> Do this
Rewrite the listing below with every "x-tick-label" renamed to "x-axis-tick", changing nothing else and leaving out the pictures.

> Provided information

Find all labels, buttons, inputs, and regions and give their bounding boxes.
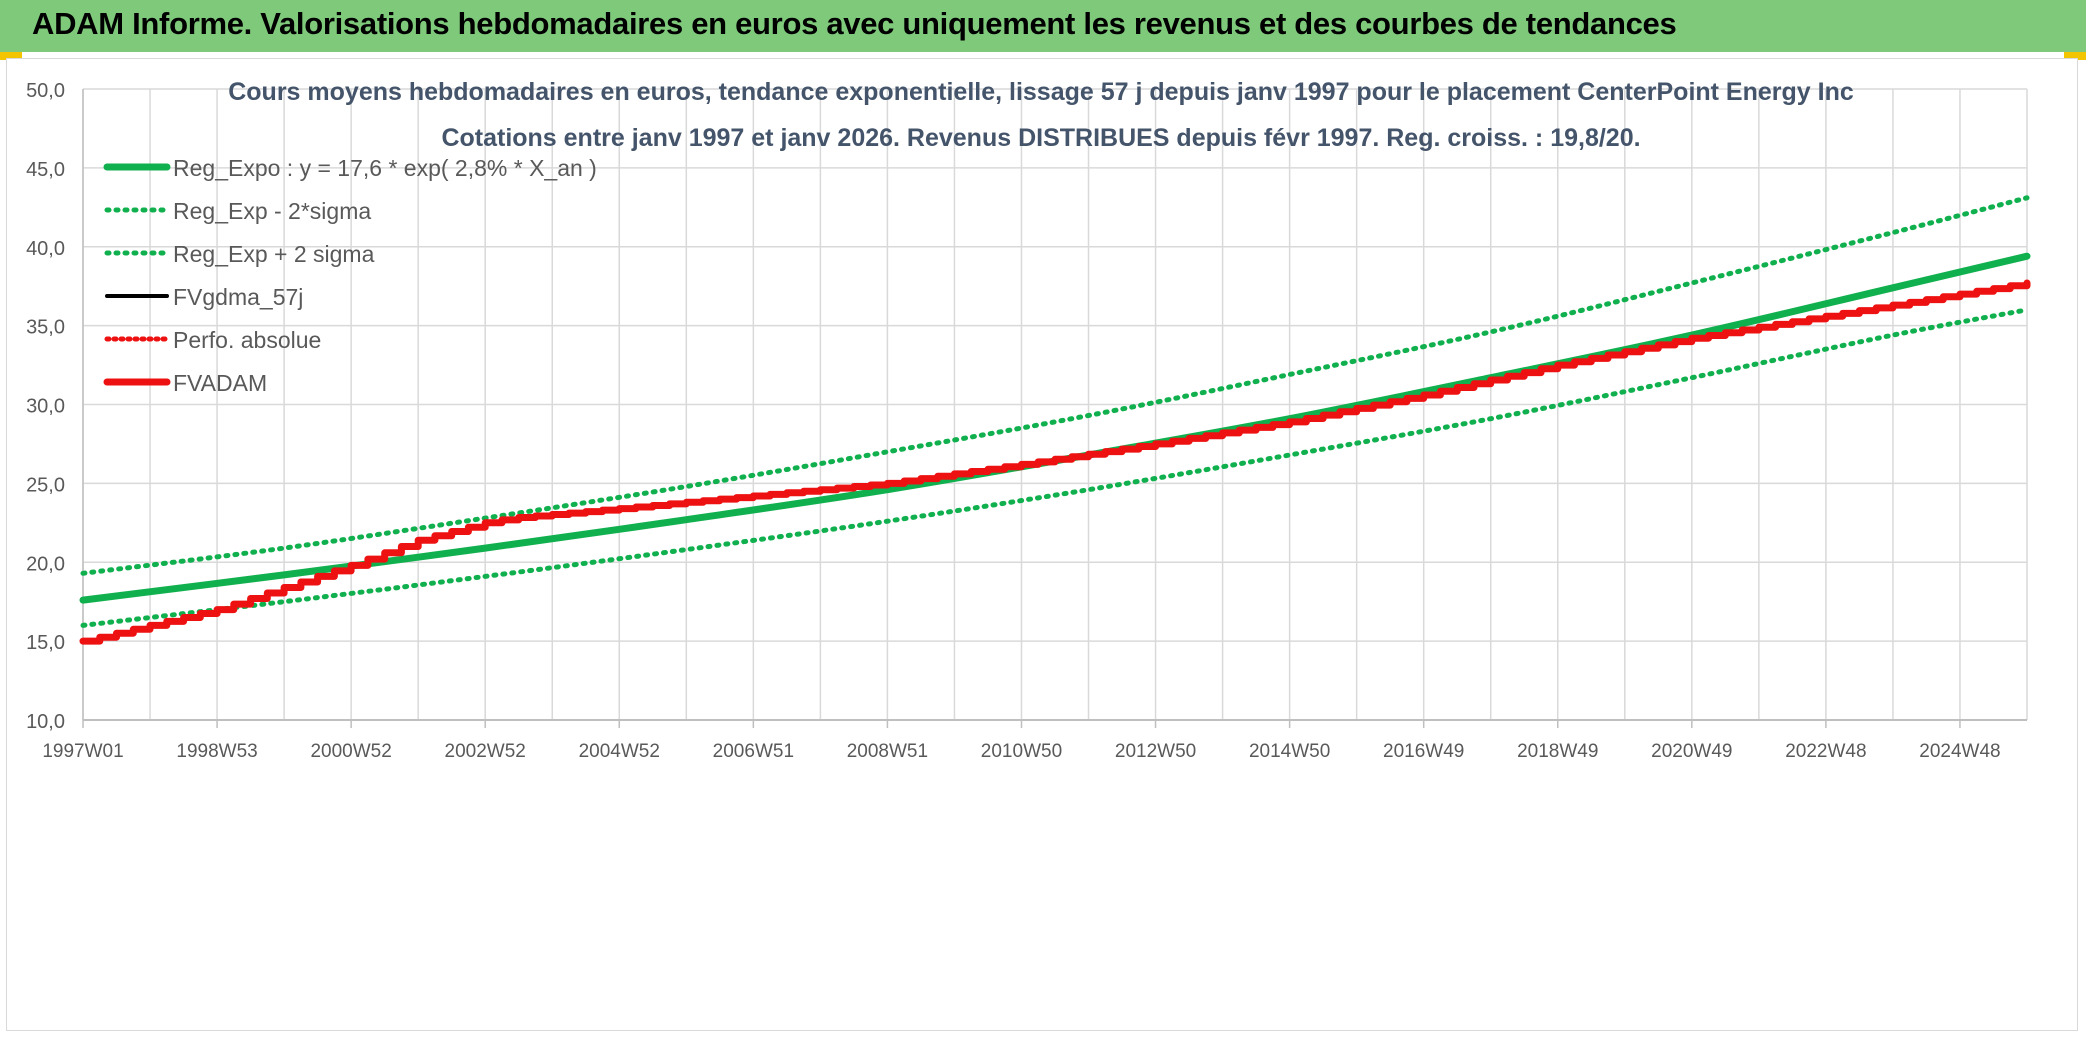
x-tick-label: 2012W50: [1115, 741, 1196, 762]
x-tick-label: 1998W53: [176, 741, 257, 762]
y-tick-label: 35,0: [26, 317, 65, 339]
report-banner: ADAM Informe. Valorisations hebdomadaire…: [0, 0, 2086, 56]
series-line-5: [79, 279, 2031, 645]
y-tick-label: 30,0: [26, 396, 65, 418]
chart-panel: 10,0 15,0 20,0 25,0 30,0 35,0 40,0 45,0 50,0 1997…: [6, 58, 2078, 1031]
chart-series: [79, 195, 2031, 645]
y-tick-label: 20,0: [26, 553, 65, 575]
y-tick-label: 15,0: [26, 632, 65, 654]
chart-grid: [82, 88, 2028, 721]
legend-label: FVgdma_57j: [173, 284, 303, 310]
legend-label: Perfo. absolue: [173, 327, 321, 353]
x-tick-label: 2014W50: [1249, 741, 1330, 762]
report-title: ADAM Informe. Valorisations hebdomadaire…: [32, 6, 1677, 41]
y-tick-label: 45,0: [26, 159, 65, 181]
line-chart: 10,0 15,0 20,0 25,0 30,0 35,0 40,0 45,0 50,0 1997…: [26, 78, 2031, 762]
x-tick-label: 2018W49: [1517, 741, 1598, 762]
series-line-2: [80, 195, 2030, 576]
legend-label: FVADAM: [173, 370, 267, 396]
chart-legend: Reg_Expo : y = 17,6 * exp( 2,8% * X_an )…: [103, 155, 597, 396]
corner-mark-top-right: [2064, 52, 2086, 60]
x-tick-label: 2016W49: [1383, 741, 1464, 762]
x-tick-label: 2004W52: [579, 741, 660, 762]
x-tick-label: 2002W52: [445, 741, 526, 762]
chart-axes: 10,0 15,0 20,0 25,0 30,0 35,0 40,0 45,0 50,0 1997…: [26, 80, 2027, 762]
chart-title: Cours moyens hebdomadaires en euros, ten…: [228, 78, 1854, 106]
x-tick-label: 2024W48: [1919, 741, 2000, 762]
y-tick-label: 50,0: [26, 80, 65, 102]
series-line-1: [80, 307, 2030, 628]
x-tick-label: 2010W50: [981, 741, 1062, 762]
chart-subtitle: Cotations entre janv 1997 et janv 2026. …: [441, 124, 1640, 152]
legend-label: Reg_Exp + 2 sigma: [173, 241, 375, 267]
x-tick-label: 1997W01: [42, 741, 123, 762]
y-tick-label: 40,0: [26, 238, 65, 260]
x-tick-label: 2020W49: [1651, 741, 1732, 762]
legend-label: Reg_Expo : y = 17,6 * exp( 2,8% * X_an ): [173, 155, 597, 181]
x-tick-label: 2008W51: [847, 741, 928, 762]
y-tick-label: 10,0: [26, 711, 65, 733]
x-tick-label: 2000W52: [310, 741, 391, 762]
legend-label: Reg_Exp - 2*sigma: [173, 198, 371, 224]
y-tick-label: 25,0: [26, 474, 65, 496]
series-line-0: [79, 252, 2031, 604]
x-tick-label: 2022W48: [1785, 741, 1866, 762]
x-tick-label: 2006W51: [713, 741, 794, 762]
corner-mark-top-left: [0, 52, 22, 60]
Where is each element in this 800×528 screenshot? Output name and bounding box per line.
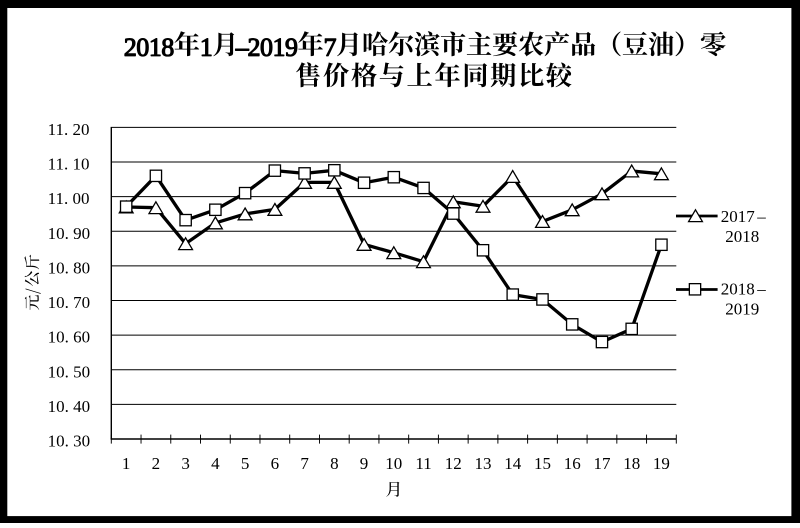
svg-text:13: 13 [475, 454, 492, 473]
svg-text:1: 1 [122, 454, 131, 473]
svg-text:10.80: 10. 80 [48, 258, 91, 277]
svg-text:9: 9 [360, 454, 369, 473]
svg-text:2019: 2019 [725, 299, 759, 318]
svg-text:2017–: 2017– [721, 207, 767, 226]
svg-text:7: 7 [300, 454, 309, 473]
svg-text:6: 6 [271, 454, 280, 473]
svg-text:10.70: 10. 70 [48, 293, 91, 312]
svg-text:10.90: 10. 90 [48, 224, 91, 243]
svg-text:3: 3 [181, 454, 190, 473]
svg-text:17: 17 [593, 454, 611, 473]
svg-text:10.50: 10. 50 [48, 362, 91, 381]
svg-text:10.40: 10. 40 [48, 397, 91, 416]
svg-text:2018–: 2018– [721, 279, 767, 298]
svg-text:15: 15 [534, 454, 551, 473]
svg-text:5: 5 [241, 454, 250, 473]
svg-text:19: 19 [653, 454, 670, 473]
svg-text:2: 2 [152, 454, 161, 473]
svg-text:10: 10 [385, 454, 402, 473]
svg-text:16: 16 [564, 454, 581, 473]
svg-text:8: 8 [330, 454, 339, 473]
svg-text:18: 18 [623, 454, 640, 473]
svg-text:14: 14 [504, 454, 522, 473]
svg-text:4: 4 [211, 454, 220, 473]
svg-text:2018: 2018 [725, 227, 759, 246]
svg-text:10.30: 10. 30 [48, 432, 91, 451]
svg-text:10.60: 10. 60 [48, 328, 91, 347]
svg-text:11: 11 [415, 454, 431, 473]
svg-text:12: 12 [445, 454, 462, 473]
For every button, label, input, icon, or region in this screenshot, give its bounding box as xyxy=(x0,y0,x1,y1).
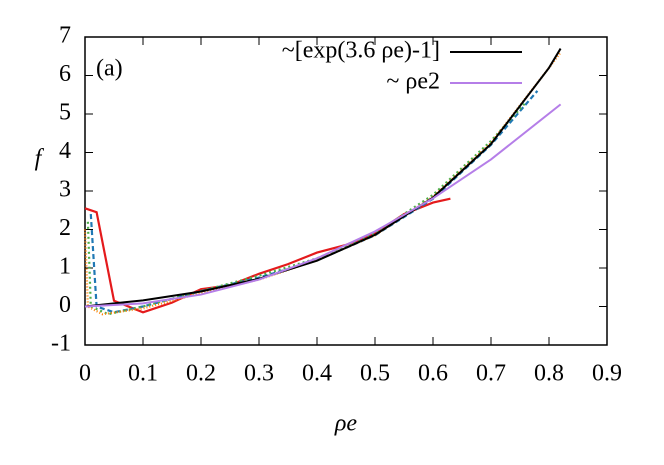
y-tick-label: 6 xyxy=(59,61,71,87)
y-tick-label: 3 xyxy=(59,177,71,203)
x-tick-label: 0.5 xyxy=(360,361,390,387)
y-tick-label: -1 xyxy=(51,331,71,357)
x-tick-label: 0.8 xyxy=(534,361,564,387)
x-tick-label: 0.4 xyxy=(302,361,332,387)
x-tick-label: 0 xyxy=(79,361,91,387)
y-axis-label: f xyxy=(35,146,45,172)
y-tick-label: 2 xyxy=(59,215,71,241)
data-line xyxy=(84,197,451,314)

> Worked answer
Find all labels, buttons, inputs, and regions and give their bounding boxes.
x-axis-tick: 2012W50: [1115, 741, 1196, 762]
x-axis-tick: 1998W53: [176, 741, 257, 762]
y-tick-label: 35,0: [26, 317, 65, 339]
report-banner: ADAM Informe. Valorisations hebdomadaire…: [0, 0, 2086, 56]
series-line-5: [79, 279, 2031, 645]
y-tick-label: 30,0: [26, 396, 65, 418]
chart-panel: 10,0 15,0 20,0 25,0 30,0 35,0 40,0 45,0 50,0 1997…: [6, 58, 2078, 1031]
chart-series: [79, 195, 2031, 645]
y-tick-label: 20,0: [26, 553, 65, 575]
y-tick-label: 15,0: [26, 632, 65, 654]
chart-grid: [82, 88, 2028, 721]
legend-label: FVgdma_57j: [173, 284, 303, 310]
legend-label: Perfo. absolue: [173, 327, 321, 353]
x-axis-tick: 2014W50: [1249, 741, 1330, 762]
report-title: ADAM Informe. Valorisations hebdomadaire…: [32, 6, 1677, 41]
y-tick-label: 45,0: [26, 159, 65, 181]
line-chart: 10,0 15,0 20,0 25,0 30,0 35,0 40,0 45,0 50,0 1997…: [26, 78, 2031, 762]
x-axis-tick: 2018W49: [1517, 741, 1598, 762]
series-line-2: [80, 195, 2030, 576]
legend-label: FVADAM: [173, 370, 267, 396]
chart-legend: Reg_Expo : y = 17,6 * exp( 2,8% * X_an )…: [103, 155, 597, 396]
corner-mark-top-right: [2064, 52, 2086, 60]
x-axis-tick: 2016W49: [1383, 741, 1464, 762]
x-axis-tick: 2004W52: [579, 741, 660, 762]
x-axis-tick: 2002W52: [445, 741, 526, 762]
chart-axes: 10,0 15,0 20,0 25,0 30,0 35,0 40,0 45,0 50,0 1997…: [26, 80, 2027, 762]
chart-title: Cours moyens hebdomadaires en euros, ten…: [228, 78, 1854, 106]
x-axis-tick: 2024W48: [1919, 741, 2000, 762]
y-tick-label: 50,0: [26, 80, 65, 102]
series-line-1: [80, 307, 2030, 628]
x-axis-tick: 2010W50: [981, 741, 1062, 762]
chart-subtitle: Cotations entre janv 1997 et janv 2026. …: [441, 124, 1640, 152]
legend-label: Reg_Exp + 2 sigma: [173, 241, 375, 267]
x-axis-tick: 1997W01: [42, 741, 123, 762]
y-tick-label: 40,0: [26, 238, 65, 260]
x-axis-tick: 2020W49: [1651, 741, 1732, 762]
legend-label: Reg_Expo : y = 17,6 * exp( 2,8% * X_an ): [173, 155, 597, 181]
x-axis-tick: 2008W51: [847, 741, 928, 762]
y-tick-label: 10,0: [26, 711, 65, 733]
x-axis-tick: 2000W52: [310, 741, 391, 762]
legend-label: Reg_Exp - 2*sigma: [173, 198, 371, 224]
y-tick-label: 25,0: [26, 474, 65, 496]
series-line-0: [79, 252, 2031, 604]
x-axis-tick: 2022W48: [1785, 741, 1866, 762]
x-axis-tick: 2006W51: [713, 741, 794, 762]
corner-mark-top-left: [0, 52, 22, 60]
Where is each element in this 800×528 screenshot? Output name and bounding box per line.
svg-text:13: 13 [475, 454, 492, 473]
svg-text:1: 1 [122, 454, 131, 473]
svg-text:10.80: 10. 80 [48, 258, 91, 277]
svg-text:9: 9 [360, 454, 369, 473]
svg-text:2019: 2019 [725, 299, 759, 318]
svg-text:2017–: 2017– [721, 207, 767, 226]
svg-text:7: 7 [300, 454, 309, 473]
svg-text:6: 6 [271, 454, 280, 473]
svg-text:10.70: 10. 70 [48, 293, 91, 312]
svg-text:10.90: 10. 90 [48, 224, 91, 243]
svg-text:3: 3 [181, 454, 190, 473]
svg-text:17: 17 [593, 454, 611, 473]
svg-text:10.50: 10. 50 [48, 362, 91, 381]
svg-text:10.40: 10. 40 [48, 397, 91, 416]
svg-text:2018–: 2018– [721, 279, 767, 298]
svg-text:15: 15 [534, 454, 551, 473]
svg-text:5: 5 [241, 454, 250, 473]
svg-text:19: 19 [653, 454, 670, 473]
svg-text:2: 2 [152, 454, 161, 473]
svg-text:10: 10 [385, 454, 402, 473]
svg-text:16: 16 [564, 454, 581, 473]
svg-text:8: 8 [330, 454, 339, 473]
svg-text:18: 18 [623, 454, 640, 473]
svg-text:14: 14 [504, 454, 522, 473]
svg-text:4: 4 [211, 454, 220, 473]
svg-text:2018: 2018 [725, 227, 759, 246]
svg-text:10.30: 10. 30 [48, 432, 91, 451]
svg-text:10.60: 10. 60 [48, 328, 91, 347]
svg-text:11: 11 [415, 454, 431, 473]
svg-text:12: 12 [445, 454, 462, 473]
For every button, label, input, icon, or region in this screenshot, give its bounding box as xyxy=(x0,y0,x1,y1).
y-tick-label: 6 xyxy=(59,61,71,87)
y-tick-label: 3 xyxy=(59,177,71,203)
x-axis-tick: 0.5 xyxy=(360,361,390,387)
y-tick-label: -1 xyxy=(51,331,71,357)
x-axis-tick: 0.8 xyxy=(534,361,564,387)
x-axis-tick: 0.4 xyxy=(302,361,332,387)
x-axis-tick: 0 xyxy=(79,361,91,387)
y-axis-label: f xyxy=(35,146,45,172)
y-tick-label: 2 xyxy=(59,215,71,241)
data-line xyxy=(84,197,451,314)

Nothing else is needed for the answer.